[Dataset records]
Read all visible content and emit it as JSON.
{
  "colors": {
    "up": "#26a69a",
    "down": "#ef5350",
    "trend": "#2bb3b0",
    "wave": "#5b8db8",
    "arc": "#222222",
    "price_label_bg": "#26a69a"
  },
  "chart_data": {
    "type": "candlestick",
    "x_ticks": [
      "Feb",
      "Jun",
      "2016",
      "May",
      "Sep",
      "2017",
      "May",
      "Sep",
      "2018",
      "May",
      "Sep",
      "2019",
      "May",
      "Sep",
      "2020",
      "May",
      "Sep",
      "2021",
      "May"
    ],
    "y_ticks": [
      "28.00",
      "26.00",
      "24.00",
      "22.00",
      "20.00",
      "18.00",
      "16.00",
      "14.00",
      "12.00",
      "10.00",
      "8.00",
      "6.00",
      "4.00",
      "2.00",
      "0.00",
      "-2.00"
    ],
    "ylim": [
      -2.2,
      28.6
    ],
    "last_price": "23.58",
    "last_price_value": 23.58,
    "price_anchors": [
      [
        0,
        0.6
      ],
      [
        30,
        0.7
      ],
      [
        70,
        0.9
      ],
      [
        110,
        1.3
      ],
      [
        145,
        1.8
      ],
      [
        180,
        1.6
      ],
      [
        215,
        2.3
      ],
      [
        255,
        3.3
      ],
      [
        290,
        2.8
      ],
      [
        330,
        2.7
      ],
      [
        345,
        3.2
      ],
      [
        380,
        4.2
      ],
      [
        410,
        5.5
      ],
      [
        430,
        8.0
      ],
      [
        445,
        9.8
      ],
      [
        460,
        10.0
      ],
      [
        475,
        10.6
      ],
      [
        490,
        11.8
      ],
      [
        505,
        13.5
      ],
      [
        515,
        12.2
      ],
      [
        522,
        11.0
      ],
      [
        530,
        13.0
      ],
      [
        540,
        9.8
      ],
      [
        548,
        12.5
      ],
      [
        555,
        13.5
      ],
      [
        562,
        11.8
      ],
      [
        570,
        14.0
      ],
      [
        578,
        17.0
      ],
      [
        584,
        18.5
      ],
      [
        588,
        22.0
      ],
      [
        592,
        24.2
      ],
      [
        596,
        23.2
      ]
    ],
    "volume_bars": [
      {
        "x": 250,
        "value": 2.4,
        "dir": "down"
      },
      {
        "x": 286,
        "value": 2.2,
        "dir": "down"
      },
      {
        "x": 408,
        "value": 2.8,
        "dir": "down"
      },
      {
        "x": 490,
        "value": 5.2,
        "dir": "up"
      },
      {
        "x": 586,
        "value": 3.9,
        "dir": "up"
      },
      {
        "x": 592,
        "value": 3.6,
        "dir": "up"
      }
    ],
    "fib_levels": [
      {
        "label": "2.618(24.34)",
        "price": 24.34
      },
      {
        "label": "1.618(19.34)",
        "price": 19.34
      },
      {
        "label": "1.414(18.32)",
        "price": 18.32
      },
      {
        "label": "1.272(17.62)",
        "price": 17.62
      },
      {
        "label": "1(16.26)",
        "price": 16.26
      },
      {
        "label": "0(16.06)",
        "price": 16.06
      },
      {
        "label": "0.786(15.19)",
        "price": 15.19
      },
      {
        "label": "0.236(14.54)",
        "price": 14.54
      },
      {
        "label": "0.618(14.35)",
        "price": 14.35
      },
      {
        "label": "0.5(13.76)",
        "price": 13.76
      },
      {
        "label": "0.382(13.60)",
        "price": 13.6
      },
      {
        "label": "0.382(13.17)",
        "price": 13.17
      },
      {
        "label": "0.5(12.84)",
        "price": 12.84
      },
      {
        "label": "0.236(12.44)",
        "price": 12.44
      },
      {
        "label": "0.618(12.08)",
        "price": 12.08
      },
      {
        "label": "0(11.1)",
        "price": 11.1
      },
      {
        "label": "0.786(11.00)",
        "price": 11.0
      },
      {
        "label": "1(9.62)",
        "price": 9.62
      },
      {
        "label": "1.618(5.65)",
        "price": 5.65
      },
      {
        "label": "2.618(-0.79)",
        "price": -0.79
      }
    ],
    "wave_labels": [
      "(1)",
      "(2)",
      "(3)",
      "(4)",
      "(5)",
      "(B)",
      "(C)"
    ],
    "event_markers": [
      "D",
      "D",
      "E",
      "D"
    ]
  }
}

| Given exercise |
All of the material must be reproduced exactly.

| Written answer |
Read all visible content and emit it as JSON.
{
  "colors": {
    "up": "#26a69a",
    "down": "#ef5350",
    "trend": "#2bb3b0",
    "wave": "#5b8db8",
    "arc": "#222222",
    "price_label_bg": "#26a69a"
  },
  "chart_data": {
    "type": "candlestick",
    "x_ticks": [
      "Feb",
      "Jun",
      "2016",
      "May",
      "Sep",
      "2017",
      "May",
      "Sep",
      "2018",
      "May",
      "Sep",
      "2019",
      "May",
      "Sep",
      "2020",
      "May",
      "Sep",
      "2021",
      "May"
    ],
    "y_ticks": [
      "28.00",
      "26.00",
      "24.00",
      "22.00",
      "20.00",
      "18.00",
      "16.00",
      "14.00",
      "12.00",
      "10.00",
      "8.00",
      "6.00",
      "4.00",
      "2.00",
      "0.00",
      "-2.00"
    ],
    "ylim": [
      -2.2,
      28.6
    ],
    "last_price": "23.58",
    "last_price_value": 23.58,
    "price_anchors": [
      [
        0,
        0.6
      ],
      [
        30,
        0.7
      ],
      [
        70,
        0.9
      ],
      [
        110,
        1.3
      ],
      [
        145,
        1.8
      ],
      [
        180,
        1.6
      ],
      [
        215,
        2.3
      ],
      [
        255,
        3.3
      ],
      [
        290,
        2.8
      ],
      [
        330,
        2.7
      ],
      [
        345,
        3.2
      ],
      [
        380,
        4.2
      ],
      [
        410,
        5.5
      ],
      [
        430,
        8.0
      ],
      [
        445,
        9.8
      ],
      [
        460,
        10.0
      ],
      [
        475,
        10.6
      ],
      [
        490,
        11.8
      ],
      [
        505,
        13.5
      ],
      [
        515,
        12.2
      ],
      [
        522,
        11.0
      ],
      [
        530,
        13.0
      ],
      [
        540,
        9.8
      ],
      [
        548,
        12.5
      ],
      [
        555,
        13.5
      ],
      [
        562,
        11.8
      ],
      [
        570,
        14.0
      ],
      [
        578,
        17.0
      ],
      [
        584,
        18.5
      ],
      [
        588,
        22.0
      ],
      [
        592,
        24.2
      ],
      [
        596,
        23.2
      ]
    ],
    "volume_bars": [
      {
        "x": 250,
        "value": 2.4,
        "dir": "down"
      },
      {
        "x": 286,
        "value": 2.2,
        "dir": "down"
      },
      {
        "x": 408,
        "value": 2.8,
        "dir": "down"
      },
      {
        "x": 490,
        "value": 5.2,
        "dir": "up"
      },
      {
        "x": 586,
        "value": 3.9,
        "dir": "up"
      },
      {
        "x": 592,
        "value": 3.6,
        "dir": "up"
      }
    ],
    "fib_levels": [
      {
        "label": "2.618(24.34)",
        "price": 24.34
      },
      {
        "label": "1.618(19.34)",
        "price": 19.34
      },
      {
        "label": "1.414(18.32)",
        "price": 18.32
      },
      {
        "label": "1.272(17.62)",
        "price": 17.62
      },
      {
        "label": "1(16.26)",
        "price": 16.26
      },
      {
        "label": "0(16.06)",
        "price": 16.06
      },
      {
        "label": "0.786(15.19)",
        "price": 15.19
      },
      {
        "label": "0.236(14.54)",
        "price": 14.54
      },
      {
        "label": "0.618(14.35)",
        "price": 14.35
      },
      {
        "label": "0.5(13.76)",
        "price": 13.76
      },
      {
        "label": "0.382(13.60)",
        "price": 13.6
      },
      {
        "label": "0.382(13.17)",
        "price": 13.17
      },
      {
        "label": "0.5(12.84)",
        "price": 12.84
      },
      {
        "label": "0.236(12.44)",
        "price": 12.44
      },
      {
        "label": "0.618(12.08)",
        "price": 12.08
      },
      {
        "label": "0(11.1)",
        "price": 11.1
      },
      {
        "label": "0.786(11.00)",
        "price": 11.0
      },
      {
        "label": "1(9.62)",
        "price": 9.62
      },
      {
        "label": "1.618(5.65)",
        "price": 5.65
      },
      {
        "label": "2.618(-0.79)",
        "price": -0.79
      }
    ],
    "wave_labels": [
      "(1)",
      "(2)",
      "(3)",
      "(4)",
      "(5)",
      "(B)",
      "(C)"
    ],
    "event_markers": [
      "D",
      "D",
      "E",
      "D"
    ]
  }
}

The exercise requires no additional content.